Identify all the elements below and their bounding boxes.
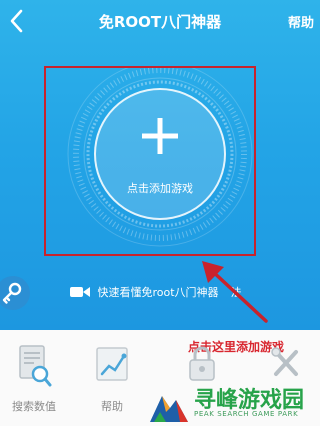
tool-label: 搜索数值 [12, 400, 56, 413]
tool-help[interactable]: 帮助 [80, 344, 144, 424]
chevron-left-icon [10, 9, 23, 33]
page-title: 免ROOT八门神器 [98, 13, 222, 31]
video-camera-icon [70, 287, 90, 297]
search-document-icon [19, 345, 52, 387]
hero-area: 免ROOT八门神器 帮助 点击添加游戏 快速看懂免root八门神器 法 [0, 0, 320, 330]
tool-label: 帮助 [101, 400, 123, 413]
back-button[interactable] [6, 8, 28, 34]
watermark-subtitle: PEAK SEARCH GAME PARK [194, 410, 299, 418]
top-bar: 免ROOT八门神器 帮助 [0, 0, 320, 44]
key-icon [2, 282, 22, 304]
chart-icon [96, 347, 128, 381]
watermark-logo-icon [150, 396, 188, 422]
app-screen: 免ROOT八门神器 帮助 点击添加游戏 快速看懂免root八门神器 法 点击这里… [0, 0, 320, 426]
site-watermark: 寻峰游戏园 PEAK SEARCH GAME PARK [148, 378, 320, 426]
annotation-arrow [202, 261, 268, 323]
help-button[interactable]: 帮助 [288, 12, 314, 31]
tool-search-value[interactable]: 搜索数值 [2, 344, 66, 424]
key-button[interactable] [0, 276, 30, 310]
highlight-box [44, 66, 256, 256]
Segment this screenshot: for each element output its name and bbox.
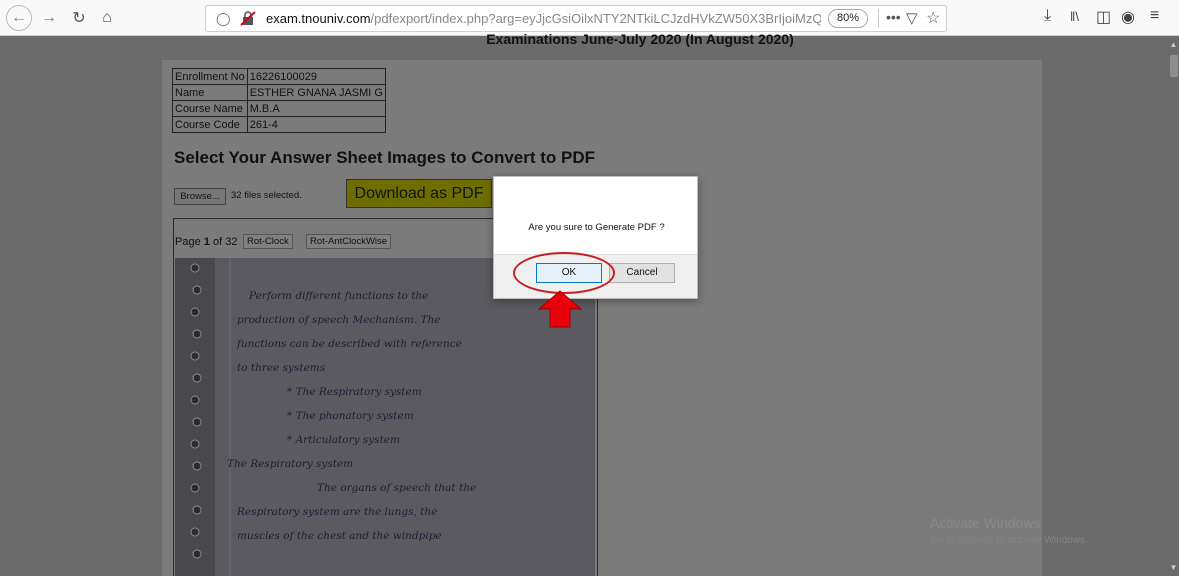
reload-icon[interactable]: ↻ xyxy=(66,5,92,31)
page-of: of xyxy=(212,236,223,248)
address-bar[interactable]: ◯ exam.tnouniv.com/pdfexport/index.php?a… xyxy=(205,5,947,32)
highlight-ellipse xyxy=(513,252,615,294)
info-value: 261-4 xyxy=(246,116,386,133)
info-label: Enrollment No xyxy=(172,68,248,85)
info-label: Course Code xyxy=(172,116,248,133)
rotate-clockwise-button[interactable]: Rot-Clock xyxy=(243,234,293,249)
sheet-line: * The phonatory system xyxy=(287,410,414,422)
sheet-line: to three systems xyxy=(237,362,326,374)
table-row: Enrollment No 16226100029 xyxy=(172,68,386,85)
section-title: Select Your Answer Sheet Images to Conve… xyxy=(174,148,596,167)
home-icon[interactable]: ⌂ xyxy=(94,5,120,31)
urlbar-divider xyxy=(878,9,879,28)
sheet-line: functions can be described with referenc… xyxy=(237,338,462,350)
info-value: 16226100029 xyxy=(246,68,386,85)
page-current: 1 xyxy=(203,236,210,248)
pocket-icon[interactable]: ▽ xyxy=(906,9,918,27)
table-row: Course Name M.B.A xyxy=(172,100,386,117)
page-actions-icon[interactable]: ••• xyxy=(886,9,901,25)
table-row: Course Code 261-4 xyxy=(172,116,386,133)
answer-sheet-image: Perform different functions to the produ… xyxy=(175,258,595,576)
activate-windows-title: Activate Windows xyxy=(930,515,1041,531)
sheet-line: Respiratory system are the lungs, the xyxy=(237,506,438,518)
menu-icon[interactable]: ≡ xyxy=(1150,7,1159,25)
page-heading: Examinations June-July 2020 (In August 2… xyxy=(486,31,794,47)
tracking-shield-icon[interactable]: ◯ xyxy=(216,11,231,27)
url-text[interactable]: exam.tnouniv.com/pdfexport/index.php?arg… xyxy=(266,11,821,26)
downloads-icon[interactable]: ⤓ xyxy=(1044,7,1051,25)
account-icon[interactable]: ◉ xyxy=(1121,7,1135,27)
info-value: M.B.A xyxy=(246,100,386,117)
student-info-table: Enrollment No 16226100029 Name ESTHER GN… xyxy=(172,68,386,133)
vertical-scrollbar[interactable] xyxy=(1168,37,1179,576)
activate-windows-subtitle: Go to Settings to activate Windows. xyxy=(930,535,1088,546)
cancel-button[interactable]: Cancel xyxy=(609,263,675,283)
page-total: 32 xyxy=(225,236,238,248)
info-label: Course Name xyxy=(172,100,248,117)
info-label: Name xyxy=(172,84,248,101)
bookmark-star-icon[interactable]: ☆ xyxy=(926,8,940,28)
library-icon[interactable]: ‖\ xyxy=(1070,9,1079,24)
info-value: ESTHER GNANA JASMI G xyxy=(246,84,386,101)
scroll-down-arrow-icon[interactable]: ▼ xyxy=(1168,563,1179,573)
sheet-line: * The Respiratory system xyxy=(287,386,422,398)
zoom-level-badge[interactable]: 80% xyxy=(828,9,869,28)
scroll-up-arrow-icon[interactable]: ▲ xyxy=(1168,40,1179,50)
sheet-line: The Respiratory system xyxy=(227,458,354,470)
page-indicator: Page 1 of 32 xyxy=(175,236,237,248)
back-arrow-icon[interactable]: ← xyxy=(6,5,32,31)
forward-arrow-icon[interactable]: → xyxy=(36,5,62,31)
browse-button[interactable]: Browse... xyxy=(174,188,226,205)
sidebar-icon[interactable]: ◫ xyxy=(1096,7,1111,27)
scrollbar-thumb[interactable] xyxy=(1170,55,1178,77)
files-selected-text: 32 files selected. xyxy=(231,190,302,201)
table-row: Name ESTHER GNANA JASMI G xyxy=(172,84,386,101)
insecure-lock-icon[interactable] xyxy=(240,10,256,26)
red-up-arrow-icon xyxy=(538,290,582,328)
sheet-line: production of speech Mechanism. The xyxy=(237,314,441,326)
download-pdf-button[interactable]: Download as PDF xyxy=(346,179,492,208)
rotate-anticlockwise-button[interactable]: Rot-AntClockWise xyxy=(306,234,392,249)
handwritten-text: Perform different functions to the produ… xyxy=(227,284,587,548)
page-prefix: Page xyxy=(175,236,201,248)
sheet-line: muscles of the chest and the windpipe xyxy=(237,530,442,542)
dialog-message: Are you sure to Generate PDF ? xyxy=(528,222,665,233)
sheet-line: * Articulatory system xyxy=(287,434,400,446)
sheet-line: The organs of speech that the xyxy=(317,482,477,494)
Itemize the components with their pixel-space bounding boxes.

====

Aim ▸ Pick out every line of the material that contains the string "快速看懂免root八门神器", and copy each one in full.

Correct answer ▸
hero-area: 免ROOT八门神器 帮助 点击添加游戏 快速看懂免root八门神器 法 [0, 0, 320, 330]
app-screen: 免ROOT八门神器 帮助 点击添加游戏 快速看懂免root八门神器 法 点击这里… [0, 0, 320, 426]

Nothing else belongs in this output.